(Aim of the task) Write out the whole listing, matching it exactly.

begin Source records

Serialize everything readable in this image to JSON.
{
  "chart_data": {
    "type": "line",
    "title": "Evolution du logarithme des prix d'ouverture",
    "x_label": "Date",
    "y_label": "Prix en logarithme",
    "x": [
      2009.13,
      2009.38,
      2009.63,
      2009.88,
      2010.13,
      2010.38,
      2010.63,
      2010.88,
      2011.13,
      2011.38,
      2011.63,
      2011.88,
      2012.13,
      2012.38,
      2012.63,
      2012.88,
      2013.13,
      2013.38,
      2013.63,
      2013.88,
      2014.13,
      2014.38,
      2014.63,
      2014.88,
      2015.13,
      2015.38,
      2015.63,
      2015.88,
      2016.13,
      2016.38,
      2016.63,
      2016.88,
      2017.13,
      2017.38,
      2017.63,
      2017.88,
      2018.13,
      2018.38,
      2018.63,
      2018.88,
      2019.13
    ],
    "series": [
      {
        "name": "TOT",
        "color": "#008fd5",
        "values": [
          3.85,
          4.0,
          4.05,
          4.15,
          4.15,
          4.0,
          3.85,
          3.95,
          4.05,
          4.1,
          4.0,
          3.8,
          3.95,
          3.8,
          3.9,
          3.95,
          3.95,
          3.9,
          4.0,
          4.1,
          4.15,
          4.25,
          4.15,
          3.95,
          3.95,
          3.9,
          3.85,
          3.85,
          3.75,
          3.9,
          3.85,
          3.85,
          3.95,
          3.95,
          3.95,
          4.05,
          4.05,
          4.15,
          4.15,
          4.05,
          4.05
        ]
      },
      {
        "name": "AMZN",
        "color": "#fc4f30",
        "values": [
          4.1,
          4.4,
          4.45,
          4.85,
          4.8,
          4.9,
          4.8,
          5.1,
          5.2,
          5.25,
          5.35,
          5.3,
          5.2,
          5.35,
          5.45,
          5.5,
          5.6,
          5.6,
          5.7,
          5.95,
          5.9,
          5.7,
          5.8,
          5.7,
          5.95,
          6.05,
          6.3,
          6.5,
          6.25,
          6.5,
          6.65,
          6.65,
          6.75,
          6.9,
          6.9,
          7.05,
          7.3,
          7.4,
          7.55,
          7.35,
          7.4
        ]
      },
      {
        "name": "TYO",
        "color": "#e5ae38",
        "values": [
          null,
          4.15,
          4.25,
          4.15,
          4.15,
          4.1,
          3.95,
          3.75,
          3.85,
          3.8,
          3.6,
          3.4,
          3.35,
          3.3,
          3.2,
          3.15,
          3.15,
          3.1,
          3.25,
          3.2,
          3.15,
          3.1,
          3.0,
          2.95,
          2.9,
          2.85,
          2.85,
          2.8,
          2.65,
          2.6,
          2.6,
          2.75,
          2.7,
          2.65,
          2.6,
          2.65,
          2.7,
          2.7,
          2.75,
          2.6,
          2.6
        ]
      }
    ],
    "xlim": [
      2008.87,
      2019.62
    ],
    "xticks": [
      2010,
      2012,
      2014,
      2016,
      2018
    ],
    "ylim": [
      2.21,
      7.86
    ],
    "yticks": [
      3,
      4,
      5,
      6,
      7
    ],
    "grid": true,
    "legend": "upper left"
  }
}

end Source records

(The result)
Serialize everything readable in this image to JSON.
{
  "chart_data": {
    "type": "line",
    "title": "Evolution du logarithme des prix d'ouverture",
    "x_label": "Date",
    "y_label": "Prix en logarithme",
    "x": [
      2009.13,
      2009.38,
      2009.63,
      2009.88,
      2010.13,
      2010.38,
      2010.63,
      2010.88,
      2011.13,
      2011.38,
      2011.63,
      2011.88,
      2012.13,
      2012.38,
      2012.63,
      2012.88,
      2013.13,
      2013.38,
      2013.63,
      2013.88,
      2014.13,
      2014.38,
      2014.63,
      2014.88,
      2015.13,
      2015.38,
      2015.63,
      2015.88,
      2016.13,
      2016.38,
      2016.63,
      2016.88,
      2017.13,
      2017.38,
      2017.63,
      2017.88,
      2018.13,
      2018.38,
      2018.63,
      2018.88,
      2019.13
    ],
    "series": [
      {
        "name": "TOT",
        "color": "#008fd5",
        "values": [
          3.85,
          4.0,
          4.05,
          4.15,
          4.15,
          4.0,
          3.85,
          3.95,
          4.05,
          4.1,
          4.0,
          3.8,
          3.95,
          3.8,
          3.9,
          3.95,
          3.95,
          3.9,
          4.0,
          4.1,
          4.15,
          4.25,
          4.15,
          3.95,
          3.95,
          3.9,
          3.85,
          3.85,
          3.75,
          3.9,
          3.85,
          3.85,
          3.95,
          3.95,
          3.95,
          4.05,
          4.05,
          4.15,
          4.15,
          4.05,
          4.05
        ]
      },
      {
        "name": "AMZN",
        "color": "#fc4f30",
        "values": [
          4.1,
          4.4,
          4.45,
          4.85,
          4.8,
          4.9,
          4.8,
          5.1,
          5.2,
          5.25,
          5.35,
          5.3,
          5.2,
          5.35,
          5.45,
          5.5,
          5.6,
          5.6,
          5.7,
          5.95,
          5.9,
          5.7,
          5.8,
          5.7,
          5.95,
          6.05,
          6.3,
          6.5,
          6.25,
          6.5,
          6.65,
          6.65,
          6.75,
          6.9,
          6.9,
          7.05,
          7.3,
          7.4,
          7.55,
          7.35,
          7.4
        ]
      },
      {
        "name": "TYO",
        "color": "#e5ae38",
        "values": [
          null,
          4.15,
          4.25,
          4.15,
          4.15,
          4.1,
          3.95,
          3.75,
          3.85,
          3.8,
          3.6,
          3.4,
          3.35,
          3.3,
          3.2,
          3.15,
          3.15,
          3.1,
          3.25,
          3.2,
          3.15,
          3.1,
          3.0,
          2.95,
          2.9,
          2.85,
          2.85,
          2.8,
          2.65,
          2.6,
          2.6,
          2.75,
          2.7,
          2.65,
          2.6,
          2.65,
          2.7,
          2.7,
          2.75,
          2.6,
          2.6
        ]
      }
    ],
    "xlim": [
      2008.87,
      2019.62
    ],
    "xticks": [
      2010,
      2012,
      2014,
      2016,
      2018
    ],
    "ylim": [
      2.21,
      7.86
    ],
    "yticks": [
      3,
      4,
      5,
      6,
      7
    ],
    "grid": true,
    "legend": "upper left"
  }
}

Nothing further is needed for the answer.